Task details
Each line of the material below that holds the word "Поема" needs to be copied.

The data
################
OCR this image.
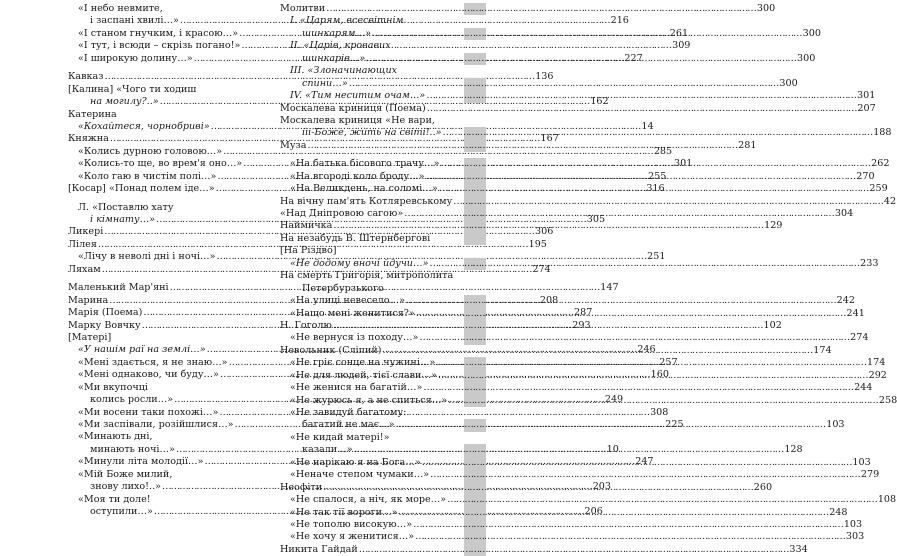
«І небо невмите,
і заспані хвилі…» ……………………………………………………………………………………………………………………………………	216
«І станом гнучким, і красою…» ……………………………………………………………………………………………………………………………………	261
«І тут, і всюди – скрізь погано!» ……………………………………………………………………………………………………………………………………	309
«І широкую долину…» ……………………………………………………………………………………………………………………………………	227
Кавказ ……………………………………………………………………………………………………………………………………	136
[Калина] «Чого ти ходиш
на могилу?..» ……………………………………………………………………………………………………………………………………	162
Катерина
«Кохайтеся, чорнобриві» ……………………………………………………………………………………………………………………………………	14
Княжна ……………………………………………………………………………………………………………………………………	167
«Колись дурною головою…» ……………………………………………………………………………………………………………………………………	285
«Колись-то ще, во врем'я оно…» ……………………………………………………………………………………………………………………………………	301
«Коло гаю в чистім полі…» ……………………………………………………………………………………………………………………………………	255
[Косар] «Понад полем іде…» ……………………………………………………………………………………………………………………………………	316
Л. «Поставлю хату
і кімнату…» ……………………………………………………………………………………………………………………………………	305
Ликері ……………………………………………………………………………………………………………………………………	306
Лілея ……………………………………………………………………………………………………………………………………	195
«Лічу в неволі дні і ночі…» ……………………………………………………………………………………………………………………………………	251
Ляхам ……………………………………………………………………………………………………………………………………	274
Маленький Мар'яні ……………………………………………………………………………………………………………………………………	147
Марина ……………………………………………………………………………………………………………………………………	208
Марія (Поема) ……………………………………………………………………………………………………………………………………	287
Марку Вовчку ……………………………………………………………………………………………………………………………………	293
[Матері]
«У нашім раї на землі…» ……………………………………………………………………………………………………………………………………	246
«Мені здається, я не знаю…» ……………………………………………………………………………………………………………………………………	257
«Мені однаково, чи буду…» ……………………………………………………………………………………………………………………………………	160
«Ми вкупочці
колись росли…» ……………………………………………………………………………………………………………………………………	249
«Ми восени таки похожі…» ……………………………………………………………………………………………………………………………………	308
«Ми заспівали, розійшлися…» ……………………………………………………………………………………………………………………………………	225
«Минають дні,
минають ночі…» ……………………………………………………………………………………………………………………………………	10
«Минули літа молодії…» ……………………………………………………………………………………………………………………………………	247
«Мій Боже милий,
знову лихо!..» ……………………………………………………………………………………………………………………………………	203
«Моя ти доле!
оступили…» ……………………………………………………………………………………………………………………………………	206
Молитви ……………………………………………………………………………………………………………………………………	300
І. «Царям, всесвітнім
шинкарям…» ……………………………………………………………………………………………………………………………………	300
ІІ. «Царів, кровавих
шинкарів…» ……………………………………………………………………………………………………………………………………	300
ІІІ. «Злоначинающих
спини…» ……………………………………………………………………………………………………………………………………	300
IV. «Тим неситим очам…» ……………………………………………………………………………………………………………………………………	301
Москалева криниця (Поема) ……………………………………………………………………………………………………………………………………	207
Москалева криниця «Не вари,
ііі-Боже, жить на світі!..» ……………………………………………………………………………………………………………………………………	188
Муза ……………………………………………………………………………………………………………………………………	281
«На батька бісового трачу…» ……………………………………………………………………………………………………………………………………	262
«На вгороді коло броду…» ……………………………………………………………………………………………………………………………………	270
«На Великдень, на соломі…» ……………………………………………………………………………………………………………………………………	259
На вічну пам'ять Котляревському ……………………………………………………………………………………………………………………………………	42
«Над Дніпровою сагою» ……………………………………………………………………………………………………………………………………	304
Наймичка ……………………………………………………………………………………………………………………………………	129
На незабудь В. Штернбергові
[На Різдво]
«Не додому вночі йдучи…» ……………………………………………………………………………………………………………………………………	233
На смерть Григорія, митрополита
Петербурзького
«На улиці невесело…» ……………………………………………………………………………………………………………………………………	242
«Нащо мені женитися?» ……………………………………………………………………………………………………………………………………	241
Н. Гоголю ……………………………………………………………………………………………………………………………………	102
«Не вернуся із походу…» ……………………………………………………………………………………………………………………………………	274
Невольник (Сліпий) ……………………………………………………………………………………………………………………………………	174
«Не гріє сонце на чужині…» ……………………………………………………………………………………………………………………………………	174
«Не для людей, тієї слави…» ……………………………………………………………………………………………………………………………………	292
«Не женися на багатій…» ……………………………………………………………………………………………………………………………………	244
«Не журюсь я, а не спиться…» ……………………………………………………………………………………………………………………………………	258
«Не завидуй багатому:
багатий не має…» ……………………………………………………………………………………………………………………………………	103
«Не кидай матері!»
казали…» ……………………………………………………………………………………………………………………………………	128
«Не нарікаю я на Бога…» ……………………………………………………………………………………………………………………………………	103
«Неначе степом чумаки…» ……………………………………………………………………………………………………………………………………	279
Неофіти ……………………………………………………………………………………………………………………………………	260
«Не спалося, а ніч, як море…» ……………………………………………………………………………………………………………………………………	108
«Не так тії вороги…» ……………………………………………………………………………………………………………………………………	248
«Не тополю високую…» ……………………………………………………………………………………………………………………………………	103
«Не хочу я женитися…» ……………………………………………………………………………………………………………………………………	303
Никита Гайдай ……………………………………………………………………………………………………………………………………	334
################
Correct result
Марія (Поема) ……………………………………………………………………………………………………………………………………	287
Москалева криниця (Поема) ……………………………………………………………………………………………………………………………………	207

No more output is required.